WHAT YOU HAVE TO DO
Give, as a bare number, the count of lines that contain the word "from".

PROVIDED RECORDS
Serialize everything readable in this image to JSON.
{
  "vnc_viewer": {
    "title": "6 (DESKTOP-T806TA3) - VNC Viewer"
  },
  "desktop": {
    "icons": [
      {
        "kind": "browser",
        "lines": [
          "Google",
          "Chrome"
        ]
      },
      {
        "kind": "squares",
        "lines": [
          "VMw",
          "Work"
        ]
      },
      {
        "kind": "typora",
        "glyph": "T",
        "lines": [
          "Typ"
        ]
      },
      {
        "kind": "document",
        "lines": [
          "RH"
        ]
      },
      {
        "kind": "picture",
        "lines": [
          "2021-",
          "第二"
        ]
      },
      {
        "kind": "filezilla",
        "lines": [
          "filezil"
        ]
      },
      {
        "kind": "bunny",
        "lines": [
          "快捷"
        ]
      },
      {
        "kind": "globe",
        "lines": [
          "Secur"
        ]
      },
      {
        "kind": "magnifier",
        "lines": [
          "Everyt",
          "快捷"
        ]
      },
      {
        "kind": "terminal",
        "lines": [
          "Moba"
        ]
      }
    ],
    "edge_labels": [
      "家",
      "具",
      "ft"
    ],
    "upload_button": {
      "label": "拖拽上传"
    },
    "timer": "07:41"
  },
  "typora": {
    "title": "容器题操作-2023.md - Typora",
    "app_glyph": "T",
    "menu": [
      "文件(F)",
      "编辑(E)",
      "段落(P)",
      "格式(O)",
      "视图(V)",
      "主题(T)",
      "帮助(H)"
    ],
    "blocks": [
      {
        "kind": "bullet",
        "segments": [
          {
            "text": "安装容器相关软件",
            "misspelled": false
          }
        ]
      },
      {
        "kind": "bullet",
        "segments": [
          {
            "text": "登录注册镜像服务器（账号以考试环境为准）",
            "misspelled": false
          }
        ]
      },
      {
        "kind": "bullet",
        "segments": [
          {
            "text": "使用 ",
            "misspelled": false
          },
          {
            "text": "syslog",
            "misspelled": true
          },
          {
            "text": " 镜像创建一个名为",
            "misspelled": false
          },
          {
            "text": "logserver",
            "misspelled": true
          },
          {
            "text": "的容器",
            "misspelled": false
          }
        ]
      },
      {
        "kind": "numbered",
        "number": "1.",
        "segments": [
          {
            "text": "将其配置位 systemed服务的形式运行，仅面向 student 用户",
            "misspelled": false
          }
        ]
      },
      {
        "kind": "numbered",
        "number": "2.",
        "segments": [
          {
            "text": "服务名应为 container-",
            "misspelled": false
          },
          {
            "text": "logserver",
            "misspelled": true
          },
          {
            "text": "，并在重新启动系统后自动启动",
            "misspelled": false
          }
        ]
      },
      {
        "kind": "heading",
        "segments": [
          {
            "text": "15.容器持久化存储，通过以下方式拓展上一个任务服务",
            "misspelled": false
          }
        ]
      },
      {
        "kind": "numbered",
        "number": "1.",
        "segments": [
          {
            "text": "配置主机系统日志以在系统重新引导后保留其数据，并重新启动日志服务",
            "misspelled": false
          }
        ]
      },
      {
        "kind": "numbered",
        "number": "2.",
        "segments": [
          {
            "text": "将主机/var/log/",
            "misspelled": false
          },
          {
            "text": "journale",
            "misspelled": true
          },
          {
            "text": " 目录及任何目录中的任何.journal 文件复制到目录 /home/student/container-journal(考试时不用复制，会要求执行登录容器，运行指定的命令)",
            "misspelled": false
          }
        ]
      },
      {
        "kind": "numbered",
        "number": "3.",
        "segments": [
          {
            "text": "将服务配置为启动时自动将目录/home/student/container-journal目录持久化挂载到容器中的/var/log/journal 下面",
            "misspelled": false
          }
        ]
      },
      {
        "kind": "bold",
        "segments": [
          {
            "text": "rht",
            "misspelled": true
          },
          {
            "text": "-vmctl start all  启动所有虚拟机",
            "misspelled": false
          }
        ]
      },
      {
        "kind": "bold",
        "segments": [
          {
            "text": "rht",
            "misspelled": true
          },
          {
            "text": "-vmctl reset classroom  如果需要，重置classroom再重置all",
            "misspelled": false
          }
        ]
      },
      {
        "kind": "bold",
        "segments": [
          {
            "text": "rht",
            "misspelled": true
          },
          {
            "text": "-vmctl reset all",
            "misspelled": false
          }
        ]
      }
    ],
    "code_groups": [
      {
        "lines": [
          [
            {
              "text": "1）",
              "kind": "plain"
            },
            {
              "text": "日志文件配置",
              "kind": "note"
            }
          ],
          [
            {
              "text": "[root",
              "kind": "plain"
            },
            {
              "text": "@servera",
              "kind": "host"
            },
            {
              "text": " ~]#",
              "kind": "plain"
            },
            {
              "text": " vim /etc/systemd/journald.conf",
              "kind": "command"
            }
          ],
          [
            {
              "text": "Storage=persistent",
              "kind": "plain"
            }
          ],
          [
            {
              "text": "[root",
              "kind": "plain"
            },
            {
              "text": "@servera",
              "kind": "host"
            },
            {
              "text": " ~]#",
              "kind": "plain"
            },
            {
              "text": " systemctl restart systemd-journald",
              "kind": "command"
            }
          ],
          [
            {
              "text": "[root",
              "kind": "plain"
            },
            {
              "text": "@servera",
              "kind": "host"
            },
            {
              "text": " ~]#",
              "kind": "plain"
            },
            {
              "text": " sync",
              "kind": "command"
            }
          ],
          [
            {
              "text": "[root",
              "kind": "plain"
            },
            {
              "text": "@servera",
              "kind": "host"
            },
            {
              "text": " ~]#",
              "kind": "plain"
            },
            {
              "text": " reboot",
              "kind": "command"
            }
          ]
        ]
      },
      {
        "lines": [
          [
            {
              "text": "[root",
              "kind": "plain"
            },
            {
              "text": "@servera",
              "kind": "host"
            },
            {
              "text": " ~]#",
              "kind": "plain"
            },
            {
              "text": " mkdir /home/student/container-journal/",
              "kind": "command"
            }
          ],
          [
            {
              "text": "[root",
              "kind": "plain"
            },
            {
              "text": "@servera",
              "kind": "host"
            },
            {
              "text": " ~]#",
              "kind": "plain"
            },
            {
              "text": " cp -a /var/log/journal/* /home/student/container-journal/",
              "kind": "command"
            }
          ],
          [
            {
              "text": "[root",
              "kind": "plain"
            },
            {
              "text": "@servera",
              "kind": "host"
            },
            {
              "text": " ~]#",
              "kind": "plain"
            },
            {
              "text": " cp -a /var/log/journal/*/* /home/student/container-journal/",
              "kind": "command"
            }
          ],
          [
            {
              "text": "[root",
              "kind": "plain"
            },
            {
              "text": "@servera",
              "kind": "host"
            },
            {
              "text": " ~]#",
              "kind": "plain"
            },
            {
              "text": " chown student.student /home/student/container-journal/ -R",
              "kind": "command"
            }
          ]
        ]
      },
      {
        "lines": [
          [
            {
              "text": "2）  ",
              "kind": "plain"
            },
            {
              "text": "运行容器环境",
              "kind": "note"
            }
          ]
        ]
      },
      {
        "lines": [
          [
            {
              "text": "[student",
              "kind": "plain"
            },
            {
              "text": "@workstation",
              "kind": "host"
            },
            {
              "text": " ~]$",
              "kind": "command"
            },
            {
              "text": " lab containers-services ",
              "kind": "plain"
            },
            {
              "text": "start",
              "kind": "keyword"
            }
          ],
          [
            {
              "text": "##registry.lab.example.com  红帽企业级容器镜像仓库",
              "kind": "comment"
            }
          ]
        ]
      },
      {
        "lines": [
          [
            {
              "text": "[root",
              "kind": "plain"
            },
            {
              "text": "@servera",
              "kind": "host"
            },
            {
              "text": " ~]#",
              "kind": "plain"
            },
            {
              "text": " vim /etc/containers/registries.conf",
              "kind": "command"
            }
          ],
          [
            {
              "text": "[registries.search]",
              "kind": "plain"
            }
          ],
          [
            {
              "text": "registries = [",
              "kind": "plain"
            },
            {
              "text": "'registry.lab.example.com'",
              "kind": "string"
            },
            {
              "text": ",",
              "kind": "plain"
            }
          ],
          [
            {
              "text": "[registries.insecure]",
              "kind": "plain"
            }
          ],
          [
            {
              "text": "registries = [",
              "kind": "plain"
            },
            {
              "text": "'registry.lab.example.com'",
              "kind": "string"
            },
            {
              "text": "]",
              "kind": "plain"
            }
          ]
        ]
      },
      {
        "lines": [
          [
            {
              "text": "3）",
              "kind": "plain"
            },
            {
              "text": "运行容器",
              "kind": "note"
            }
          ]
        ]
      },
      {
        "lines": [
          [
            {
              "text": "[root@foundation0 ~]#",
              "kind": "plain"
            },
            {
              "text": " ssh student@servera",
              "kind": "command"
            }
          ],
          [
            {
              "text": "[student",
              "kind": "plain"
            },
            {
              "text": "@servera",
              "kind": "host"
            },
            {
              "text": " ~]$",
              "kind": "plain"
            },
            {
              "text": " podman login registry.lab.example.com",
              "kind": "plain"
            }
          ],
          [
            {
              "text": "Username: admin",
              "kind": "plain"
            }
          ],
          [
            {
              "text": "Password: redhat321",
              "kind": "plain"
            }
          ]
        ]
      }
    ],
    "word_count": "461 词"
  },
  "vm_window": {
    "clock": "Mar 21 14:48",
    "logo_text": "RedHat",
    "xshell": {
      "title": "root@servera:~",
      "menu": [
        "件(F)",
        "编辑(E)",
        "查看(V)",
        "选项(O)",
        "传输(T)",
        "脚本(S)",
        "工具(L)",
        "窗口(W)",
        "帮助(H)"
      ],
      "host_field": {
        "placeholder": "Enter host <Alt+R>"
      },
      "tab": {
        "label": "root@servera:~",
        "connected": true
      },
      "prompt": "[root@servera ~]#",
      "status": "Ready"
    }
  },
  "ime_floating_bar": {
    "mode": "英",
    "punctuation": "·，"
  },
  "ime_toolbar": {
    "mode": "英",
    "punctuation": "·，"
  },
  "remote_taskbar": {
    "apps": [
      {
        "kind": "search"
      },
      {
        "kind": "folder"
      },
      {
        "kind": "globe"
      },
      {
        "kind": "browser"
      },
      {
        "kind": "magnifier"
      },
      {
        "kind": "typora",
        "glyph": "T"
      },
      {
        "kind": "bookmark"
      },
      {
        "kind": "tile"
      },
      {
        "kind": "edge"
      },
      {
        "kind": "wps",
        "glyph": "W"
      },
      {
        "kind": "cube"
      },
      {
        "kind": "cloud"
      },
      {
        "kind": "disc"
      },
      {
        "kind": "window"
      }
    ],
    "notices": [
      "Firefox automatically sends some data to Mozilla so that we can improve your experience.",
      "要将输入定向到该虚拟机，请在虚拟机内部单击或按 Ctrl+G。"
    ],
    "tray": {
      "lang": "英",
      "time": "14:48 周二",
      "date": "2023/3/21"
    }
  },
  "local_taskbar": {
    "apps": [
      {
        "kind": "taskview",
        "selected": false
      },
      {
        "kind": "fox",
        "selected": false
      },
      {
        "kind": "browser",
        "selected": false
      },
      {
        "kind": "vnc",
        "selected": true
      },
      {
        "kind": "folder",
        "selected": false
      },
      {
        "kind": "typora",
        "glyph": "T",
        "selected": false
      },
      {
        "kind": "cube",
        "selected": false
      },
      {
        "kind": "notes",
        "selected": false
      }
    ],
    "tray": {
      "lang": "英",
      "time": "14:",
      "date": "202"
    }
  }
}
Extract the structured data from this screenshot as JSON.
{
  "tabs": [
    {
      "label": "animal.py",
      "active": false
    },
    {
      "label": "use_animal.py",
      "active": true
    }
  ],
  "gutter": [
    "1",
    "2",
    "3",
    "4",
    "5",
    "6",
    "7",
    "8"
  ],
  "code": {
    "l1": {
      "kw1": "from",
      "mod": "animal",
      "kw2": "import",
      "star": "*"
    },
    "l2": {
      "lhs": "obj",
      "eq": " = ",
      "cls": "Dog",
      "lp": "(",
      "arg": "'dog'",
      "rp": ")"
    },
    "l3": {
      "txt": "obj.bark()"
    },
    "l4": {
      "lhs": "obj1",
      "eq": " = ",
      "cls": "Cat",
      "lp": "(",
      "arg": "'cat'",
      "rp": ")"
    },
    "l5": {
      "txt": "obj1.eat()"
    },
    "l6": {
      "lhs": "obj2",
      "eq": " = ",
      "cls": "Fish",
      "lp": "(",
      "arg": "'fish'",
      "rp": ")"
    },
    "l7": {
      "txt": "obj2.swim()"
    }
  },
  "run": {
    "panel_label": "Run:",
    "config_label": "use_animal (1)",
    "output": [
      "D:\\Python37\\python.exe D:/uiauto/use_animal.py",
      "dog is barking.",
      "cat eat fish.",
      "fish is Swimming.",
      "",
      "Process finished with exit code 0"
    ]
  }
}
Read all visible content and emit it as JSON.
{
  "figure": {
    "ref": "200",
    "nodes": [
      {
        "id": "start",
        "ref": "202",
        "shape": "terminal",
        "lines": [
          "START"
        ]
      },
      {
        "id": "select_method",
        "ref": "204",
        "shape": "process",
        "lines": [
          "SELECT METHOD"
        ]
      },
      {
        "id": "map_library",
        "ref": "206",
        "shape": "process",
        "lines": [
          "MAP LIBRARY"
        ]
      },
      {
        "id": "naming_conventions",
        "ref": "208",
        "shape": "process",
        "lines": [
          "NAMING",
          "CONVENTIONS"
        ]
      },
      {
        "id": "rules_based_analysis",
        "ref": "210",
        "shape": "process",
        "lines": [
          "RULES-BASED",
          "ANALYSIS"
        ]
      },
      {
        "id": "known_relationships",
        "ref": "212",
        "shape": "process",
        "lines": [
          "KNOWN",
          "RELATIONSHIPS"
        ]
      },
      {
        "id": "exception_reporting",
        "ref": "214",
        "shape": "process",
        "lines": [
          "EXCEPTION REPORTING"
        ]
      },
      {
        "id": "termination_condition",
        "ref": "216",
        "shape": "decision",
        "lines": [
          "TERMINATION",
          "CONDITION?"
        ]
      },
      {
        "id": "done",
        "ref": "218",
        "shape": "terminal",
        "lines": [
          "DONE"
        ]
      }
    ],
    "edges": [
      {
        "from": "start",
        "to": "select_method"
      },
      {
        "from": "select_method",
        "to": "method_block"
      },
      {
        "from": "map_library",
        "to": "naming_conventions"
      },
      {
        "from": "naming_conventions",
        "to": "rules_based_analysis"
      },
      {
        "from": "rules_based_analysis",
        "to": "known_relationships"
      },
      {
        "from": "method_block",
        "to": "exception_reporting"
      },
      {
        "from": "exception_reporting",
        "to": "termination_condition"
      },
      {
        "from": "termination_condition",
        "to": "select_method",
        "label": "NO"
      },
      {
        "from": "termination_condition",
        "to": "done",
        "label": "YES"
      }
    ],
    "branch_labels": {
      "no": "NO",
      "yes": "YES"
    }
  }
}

RESULT OF THIS EXERCISE
11